### WORK INSTRUCTIONS
Gather from the material every line that contains the string "不能确定".

[Dataset entries]

# # # #

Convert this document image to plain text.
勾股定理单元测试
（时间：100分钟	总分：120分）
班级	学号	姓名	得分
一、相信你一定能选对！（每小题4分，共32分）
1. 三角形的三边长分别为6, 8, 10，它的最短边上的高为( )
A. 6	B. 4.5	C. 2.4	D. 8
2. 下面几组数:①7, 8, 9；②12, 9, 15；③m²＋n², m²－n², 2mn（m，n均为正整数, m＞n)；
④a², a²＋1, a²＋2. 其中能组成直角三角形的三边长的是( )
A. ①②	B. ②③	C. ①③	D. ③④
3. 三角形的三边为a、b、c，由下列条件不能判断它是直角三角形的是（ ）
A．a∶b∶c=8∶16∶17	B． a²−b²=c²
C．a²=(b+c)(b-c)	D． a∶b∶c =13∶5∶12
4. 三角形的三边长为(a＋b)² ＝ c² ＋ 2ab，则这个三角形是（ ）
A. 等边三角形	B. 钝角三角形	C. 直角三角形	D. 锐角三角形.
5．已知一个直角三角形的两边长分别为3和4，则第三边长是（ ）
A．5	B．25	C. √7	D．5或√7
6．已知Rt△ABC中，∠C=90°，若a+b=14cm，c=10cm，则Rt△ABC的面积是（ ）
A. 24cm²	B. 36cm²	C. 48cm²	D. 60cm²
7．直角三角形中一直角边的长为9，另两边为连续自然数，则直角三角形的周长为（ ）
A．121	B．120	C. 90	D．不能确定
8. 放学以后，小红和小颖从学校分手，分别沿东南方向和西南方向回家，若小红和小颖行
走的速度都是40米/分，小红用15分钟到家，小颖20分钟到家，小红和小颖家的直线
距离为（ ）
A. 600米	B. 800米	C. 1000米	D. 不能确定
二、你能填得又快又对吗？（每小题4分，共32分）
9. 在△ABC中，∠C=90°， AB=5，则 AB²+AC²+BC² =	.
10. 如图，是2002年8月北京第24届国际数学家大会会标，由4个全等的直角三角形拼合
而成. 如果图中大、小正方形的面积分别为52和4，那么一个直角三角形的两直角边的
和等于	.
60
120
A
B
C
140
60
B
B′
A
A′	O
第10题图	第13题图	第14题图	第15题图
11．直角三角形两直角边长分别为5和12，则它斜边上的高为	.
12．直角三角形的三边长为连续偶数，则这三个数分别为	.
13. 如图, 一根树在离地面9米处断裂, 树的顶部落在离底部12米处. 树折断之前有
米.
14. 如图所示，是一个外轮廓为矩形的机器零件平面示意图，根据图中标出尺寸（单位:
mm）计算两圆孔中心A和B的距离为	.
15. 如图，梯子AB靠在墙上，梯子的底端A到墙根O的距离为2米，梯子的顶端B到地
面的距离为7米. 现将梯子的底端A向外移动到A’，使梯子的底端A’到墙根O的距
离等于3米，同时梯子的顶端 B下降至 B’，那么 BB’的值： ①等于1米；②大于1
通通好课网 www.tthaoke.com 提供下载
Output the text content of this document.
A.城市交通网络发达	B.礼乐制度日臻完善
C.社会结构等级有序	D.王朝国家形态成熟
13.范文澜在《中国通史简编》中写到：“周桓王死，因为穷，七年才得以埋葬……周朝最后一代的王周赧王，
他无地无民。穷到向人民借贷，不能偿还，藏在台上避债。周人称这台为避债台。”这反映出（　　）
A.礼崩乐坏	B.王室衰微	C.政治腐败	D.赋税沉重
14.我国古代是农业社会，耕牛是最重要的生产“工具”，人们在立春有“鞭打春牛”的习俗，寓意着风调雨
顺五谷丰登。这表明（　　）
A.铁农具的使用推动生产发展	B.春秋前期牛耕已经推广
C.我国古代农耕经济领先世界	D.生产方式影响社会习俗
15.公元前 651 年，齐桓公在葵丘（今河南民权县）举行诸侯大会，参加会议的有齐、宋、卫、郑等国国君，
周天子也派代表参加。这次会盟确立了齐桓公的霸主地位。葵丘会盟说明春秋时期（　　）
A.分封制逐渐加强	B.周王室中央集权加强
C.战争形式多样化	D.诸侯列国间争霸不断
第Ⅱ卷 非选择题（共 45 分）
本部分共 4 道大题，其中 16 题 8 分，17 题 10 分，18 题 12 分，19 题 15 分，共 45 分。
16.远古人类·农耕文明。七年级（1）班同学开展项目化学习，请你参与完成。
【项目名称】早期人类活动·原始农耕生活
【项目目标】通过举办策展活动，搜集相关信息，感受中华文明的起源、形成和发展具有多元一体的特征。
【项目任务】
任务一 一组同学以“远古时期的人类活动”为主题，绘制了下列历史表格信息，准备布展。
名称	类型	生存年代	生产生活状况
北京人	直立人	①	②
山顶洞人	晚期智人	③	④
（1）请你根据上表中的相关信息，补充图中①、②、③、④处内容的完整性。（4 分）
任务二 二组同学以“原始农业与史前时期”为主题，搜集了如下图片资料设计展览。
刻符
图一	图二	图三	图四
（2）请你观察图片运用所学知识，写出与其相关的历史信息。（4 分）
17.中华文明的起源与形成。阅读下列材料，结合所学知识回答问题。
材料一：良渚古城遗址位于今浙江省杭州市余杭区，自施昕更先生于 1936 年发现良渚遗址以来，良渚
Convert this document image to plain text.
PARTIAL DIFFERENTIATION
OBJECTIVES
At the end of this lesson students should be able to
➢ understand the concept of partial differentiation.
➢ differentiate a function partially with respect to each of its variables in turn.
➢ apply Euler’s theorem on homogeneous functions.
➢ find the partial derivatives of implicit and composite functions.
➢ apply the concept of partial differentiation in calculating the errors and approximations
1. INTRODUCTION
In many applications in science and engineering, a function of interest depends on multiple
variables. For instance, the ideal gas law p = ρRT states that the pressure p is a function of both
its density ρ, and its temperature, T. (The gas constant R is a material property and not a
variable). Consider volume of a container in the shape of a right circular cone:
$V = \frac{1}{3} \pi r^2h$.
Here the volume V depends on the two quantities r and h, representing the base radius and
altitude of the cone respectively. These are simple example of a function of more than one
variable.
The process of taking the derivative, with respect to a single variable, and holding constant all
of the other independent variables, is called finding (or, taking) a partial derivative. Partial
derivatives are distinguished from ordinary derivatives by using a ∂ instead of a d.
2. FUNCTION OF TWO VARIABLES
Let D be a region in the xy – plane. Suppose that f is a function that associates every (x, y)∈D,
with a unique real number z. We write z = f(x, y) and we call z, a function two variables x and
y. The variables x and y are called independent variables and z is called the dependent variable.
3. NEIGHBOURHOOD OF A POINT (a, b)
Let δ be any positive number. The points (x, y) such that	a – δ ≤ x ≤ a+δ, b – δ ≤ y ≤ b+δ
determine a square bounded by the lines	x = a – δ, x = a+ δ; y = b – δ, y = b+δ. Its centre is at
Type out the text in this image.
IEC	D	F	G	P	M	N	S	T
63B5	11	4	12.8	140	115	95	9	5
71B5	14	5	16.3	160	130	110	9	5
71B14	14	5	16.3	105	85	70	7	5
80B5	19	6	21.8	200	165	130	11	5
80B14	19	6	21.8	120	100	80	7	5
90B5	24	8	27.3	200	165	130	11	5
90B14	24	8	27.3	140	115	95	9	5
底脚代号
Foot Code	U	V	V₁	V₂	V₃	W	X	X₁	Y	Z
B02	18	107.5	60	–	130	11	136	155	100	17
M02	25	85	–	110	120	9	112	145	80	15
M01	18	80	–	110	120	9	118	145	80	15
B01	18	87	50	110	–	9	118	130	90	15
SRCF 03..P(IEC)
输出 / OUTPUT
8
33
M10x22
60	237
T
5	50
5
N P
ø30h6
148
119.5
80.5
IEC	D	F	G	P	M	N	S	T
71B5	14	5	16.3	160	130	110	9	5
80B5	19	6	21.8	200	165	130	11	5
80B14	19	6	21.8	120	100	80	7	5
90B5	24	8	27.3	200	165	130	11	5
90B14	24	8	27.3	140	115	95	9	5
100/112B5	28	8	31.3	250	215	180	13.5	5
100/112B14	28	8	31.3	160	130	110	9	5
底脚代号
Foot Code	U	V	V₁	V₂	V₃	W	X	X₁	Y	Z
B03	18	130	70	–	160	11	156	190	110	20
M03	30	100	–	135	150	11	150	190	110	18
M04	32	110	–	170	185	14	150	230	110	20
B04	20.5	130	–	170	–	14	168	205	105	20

# # # #

### EXERCISE OUTPUT
A．121	B．120	C. 90	D．不能确定
A. 600米	B. 800米	C. 1000米	D. 不能确定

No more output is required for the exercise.